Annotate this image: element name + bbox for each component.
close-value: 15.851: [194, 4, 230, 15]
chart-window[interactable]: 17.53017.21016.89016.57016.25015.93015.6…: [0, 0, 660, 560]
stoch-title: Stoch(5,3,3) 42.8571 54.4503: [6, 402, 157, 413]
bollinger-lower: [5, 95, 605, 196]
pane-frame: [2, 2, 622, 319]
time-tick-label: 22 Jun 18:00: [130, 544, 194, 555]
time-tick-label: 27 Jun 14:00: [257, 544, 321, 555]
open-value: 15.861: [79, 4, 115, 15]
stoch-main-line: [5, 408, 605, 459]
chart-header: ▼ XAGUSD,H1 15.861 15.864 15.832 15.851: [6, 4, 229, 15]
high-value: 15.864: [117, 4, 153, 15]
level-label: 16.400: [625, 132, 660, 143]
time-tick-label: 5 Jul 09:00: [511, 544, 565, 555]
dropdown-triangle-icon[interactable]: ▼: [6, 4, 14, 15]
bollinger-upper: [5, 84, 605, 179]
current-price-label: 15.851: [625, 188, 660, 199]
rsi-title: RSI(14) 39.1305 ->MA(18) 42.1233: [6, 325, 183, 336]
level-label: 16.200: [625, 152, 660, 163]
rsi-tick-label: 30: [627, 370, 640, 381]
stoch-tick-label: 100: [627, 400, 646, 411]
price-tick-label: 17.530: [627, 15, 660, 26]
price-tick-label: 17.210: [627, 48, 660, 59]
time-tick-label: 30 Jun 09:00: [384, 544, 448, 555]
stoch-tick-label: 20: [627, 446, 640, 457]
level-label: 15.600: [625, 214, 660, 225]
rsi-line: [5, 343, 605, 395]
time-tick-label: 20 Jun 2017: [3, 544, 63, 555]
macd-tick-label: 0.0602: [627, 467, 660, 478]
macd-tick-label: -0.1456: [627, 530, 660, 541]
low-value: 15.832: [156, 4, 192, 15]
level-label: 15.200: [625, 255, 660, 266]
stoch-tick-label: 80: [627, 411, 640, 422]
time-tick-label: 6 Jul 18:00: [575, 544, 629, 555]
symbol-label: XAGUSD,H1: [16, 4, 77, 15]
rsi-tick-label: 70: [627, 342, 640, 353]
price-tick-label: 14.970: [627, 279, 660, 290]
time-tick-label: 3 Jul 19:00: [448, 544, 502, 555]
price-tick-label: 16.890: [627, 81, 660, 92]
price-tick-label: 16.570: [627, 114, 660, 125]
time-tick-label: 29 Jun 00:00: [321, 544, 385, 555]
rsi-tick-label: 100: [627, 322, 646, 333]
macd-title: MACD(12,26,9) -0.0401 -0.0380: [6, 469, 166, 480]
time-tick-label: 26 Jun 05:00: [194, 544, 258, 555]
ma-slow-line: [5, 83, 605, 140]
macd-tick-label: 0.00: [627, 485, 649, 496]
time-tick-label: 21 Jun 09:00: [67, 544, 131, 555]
+ + + + +
**Requirement:** Rewrite the items from the start through the line containing "price-tick-label: 17.530: [627, 15, 660, 26]", changing "time-tick-label" to "time-axis-label" and leaving everything else as it is.

**Solution to this problem:**
Annotate this image: element name + bbox for each component.
close-value: 15.851: [194, 4, 230, 15]
chart-window[interactable]: 17.53017.21016.89016.57016.25015.93015.6…: [0, 0, 660, 560]
stoch-title: Stoch(5,3,3) 42.8571 54.4503: [6, 402, 157, 413]
bollinger-lower: [5, 95, 605, 196]
pane-frame: [2, 2, 622, 319]
time-axis-label: 22 Jun 18:00: [130, 544, 194, 555]
time-axis-label: 27 Jun 14:00: [257, 544, 321, 555]
open-value: 15.861: [79, 4, 115, 15]
stoch-main-line: [5, 408, 605, 459]
chart-header: ▼ XAGUSD,H1 15.861 15.864 15.832 15.851: [6, 4, 229, 15]
high-value: 15.864: [117, 4, 153, 15]
level-label: 16.400: [625, 132, 660, 143]
time-axis-label: 5 Jul 09:00: [511, 544, 565, 555]
dropdown-triangle-icon[interactable]: ▼: [6, 4, 14, 15]
bollinger-upper: [5, 84, 605, 179]
current-price-label: 15.851: [625, 188, 660, 199]
rsi-title: RSI(14) 39.1305 ->MA(18) 42.1233: [6, 325, 183, 336]
level-label: 16.200: [625, 152, 660, 163]
rsi-tick-label: 30: [627, 370, 640, 381]
stoch-tick-label: 100: [627, 400, 646, 411]
price-tick-label: 17.530: [627, 15, 660, 26]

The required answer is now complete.